Written request: Type out the records that follow, exactly as given.

--- START Records for this exercise ---

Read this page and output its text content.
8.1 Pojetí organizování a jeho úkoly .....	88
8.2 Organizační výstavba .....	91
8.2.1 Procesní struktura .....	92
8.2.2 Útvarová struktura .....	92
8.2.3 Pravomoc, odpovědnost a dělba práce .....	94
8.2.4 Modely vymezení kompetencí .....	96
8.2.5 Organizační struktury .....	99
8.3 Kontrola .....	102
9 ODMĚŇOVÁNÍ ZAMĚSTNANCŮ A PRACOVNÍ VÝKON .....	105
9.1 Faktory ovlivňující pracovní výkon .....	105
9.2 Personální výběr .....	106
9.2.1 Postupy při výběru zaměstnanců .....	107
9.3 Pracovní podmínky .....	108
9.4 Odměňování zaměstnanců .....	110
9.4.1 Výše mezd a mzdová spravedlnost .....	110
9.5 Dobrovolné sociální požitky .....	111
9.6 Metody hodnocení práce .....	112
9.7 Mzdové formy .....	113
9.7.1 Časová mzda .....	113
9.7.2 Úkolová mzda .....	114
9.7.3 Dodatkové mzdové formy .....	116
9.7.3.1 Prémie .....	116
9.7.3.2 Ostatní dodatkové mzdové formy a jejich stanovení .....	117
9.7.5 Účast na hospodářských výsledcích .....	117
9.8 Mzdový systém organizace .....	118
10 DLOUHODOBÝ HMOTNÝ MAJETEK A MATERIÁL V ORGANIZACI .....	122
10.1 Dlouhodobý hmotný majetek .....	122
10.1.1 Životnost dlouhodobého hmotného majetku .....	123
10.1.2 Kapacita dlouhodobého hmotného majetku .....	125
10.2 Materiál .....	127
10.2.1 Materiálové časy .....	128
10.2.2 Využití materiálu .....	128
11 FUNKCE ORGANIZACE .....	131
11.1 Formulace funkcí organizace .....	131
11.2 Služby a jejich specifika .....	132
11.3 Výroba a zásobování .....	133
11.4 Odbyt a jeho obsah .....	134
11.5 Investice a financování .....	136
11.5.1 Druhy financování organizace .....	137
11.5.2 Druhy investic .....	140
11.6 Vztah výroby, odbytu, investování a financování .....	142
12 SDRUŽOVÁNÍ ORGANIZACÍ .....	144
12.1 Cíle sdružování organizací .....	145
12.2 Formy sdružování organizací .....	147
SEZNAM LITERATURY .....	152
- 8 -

--- END Records for this exercise ---

Response below:
Read this page and output its text content.
8.1 Pojetí organizování a jeho úkoly .....	88
8.2 Organizační výstavba .....	91
8.2.1 Procesní struktura .....	92
8.2.2 Útvarová struktura .....	92
8.2.3 Pravomoc, odpovědnost a dělba práce .....	94
8.2.4 Modely vymezení kompetencí .....	96
8.2.5 Organizační struktury .....	99
8.3 Kontrola .....	102
9 ODMĚŇOVÁNÍ ZAMĚSTNANCŮ A PRACOVNÍ VÝKON .....	105
9.1 Faktory ovlivňující pracovní výkon .....	105
9.2 Personální výběr .....	106
9.2.1 Postupy při výběru zaměstnanců .....	107
9.3 Pracovní podmínky .....	108
9.4 Odměňování zaměstnanců .....	110
9.4.1 Výše mezd a mzdová spravedlnost .....	110
9.5 Dobrovolné sociální požitky .....	111
9.6 Metody hodnocení práce .....	112
9.7 Mzdové formy .....	113
9.7.1 Časová mzda .....	113
9.7.2 Úkolová mzda .....	114
9.7.3 Dodatkové mzdové formy .....	116
9.7.3.1 Prémie .....	116
9.7.3.2 Ostatní dodatkové mzdové formy a jejich stanovení .....	117
9.7.5 Účast na hospodářských výsledcích .....	117
9.8 Mzdový systém organizace .....	118
10 DLOUHODOBÝ HMOTNÝ MAJETEK A MATERIÁL V ORGANIZACI .....	122
10.1 Dlouhodobý hmotný majetek .....	122
10.1.1 Životnost dlouhodobého hmotného majetku .....	123
10.1.2 Kapacita dlouhodobého hmotného majetku .....	125
10.2 Materiál .....	127
10.2.1 Materiálové časy .....	128
10.2.2 Využití materiálu .....	128
11 FUNKCE ORGANIZACE .....	131
11.1 Formulace funkcí organizace .....	131
11.2 Služby a jejich specifika .....	132
11.3 Výroba a zásobování .....	133
11.4 Odbyt a jeho obsah .....	134
11.5 Investice a financování .....	136
11.5.1 Druhy financování organizace .....	137
11.5.2 Druhy investic .....	140
11.6 Vztah výroby, odbytu, investování a financování .....	142
12 SDRUŽOVÁNÍ ORGANIZACÍ .....	144
12.1 Cíle sdružování organizací .....	145
12.2 Formy sdružování organizací .....	147
SEZNAM LITERATURY .....	152
- 8 -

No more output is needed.